#### Extracted information ####
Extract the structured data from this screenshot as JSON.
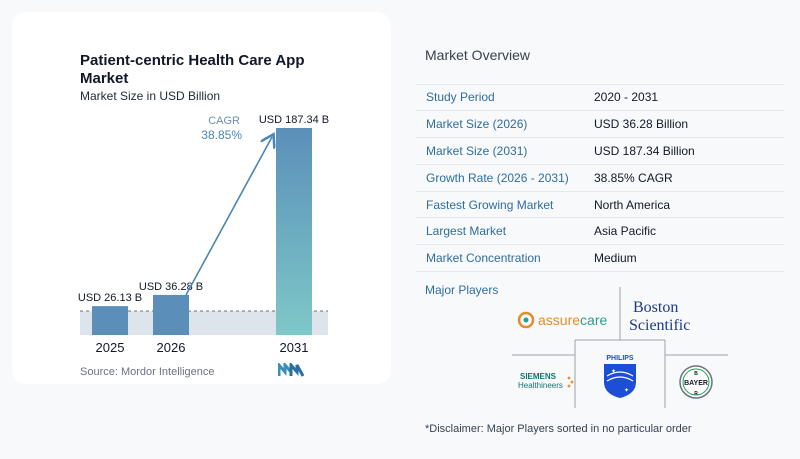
{
  "chart_data": {
    "type": "bar",
    "title": "Patient-centric Health Care App Market",
    "subtitle": "Market Size in USD Billion",
    "categories": [
      "2025",
      "2026",
      "2031"
    ],
    "values": [
      26.13,
      36.28,
      187.34
    ],
    "data_labels": [
      "USD 26.13 B",
      "USD 36.28 B",
      "USD 187.34 B"
    ],
    "cagr_label": "CAGR",
    "cagr_value": "38.85%",
    "colors": {
      "bar_2025": "#5b8fb9",
      "bar_2026": "#5b8fb9",
      "bar_2031_top": "#5b8fb9",
      "bar_2031_bottom": "#7ec8c8",
      "arrow": "#4a86b5",
      "baseband": "#dde4ec"
    }
  },
  "source": "Source:  Mordor Intelligence",
  "overview": {
    "title": "Market Overview",
    "rows": [
      {
        "label": "Study Period",
        "value": "2020 - 2031"
      },
      {
        "label": "Market Size (2026)",
        "value": "USD 36.28 Billion"
      },
      {
        "label": "Market Size (2031)",
        "value": "USD 187.34 Billion"
      },
      {
        "label": "Growth Rate (2026 - 2031)",
        "value": "38.85% CAGR"
      },
      {
        "label": "Fastest Growing Market",
        "value": "North America"
      },
      {
        "label": "Largest Market",
        "value": "Asia Pacific"
      },
      {
        "label": "Market Concentration",
        "value": "Medium"
      }
    ]
  },
  "major_players": {
    "title": "Major Players",
    "logos": [
      "assurecare",
      "Boston Scientific",
      "SIEMENS Healthineers",
      "PHILIPS",
      "BAYER"
    ]
  },
  "disclaimer": "*Disclaimer: Major Players sorted in no particular order"
}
####
Problem details
Show each line of the listing that holds the string "Billion".

Exercise response
    "subtitle": "Market Size in USD Billion",
        "value": "USD 36.28 Billion"
        "value": "USD 187.34 Billion"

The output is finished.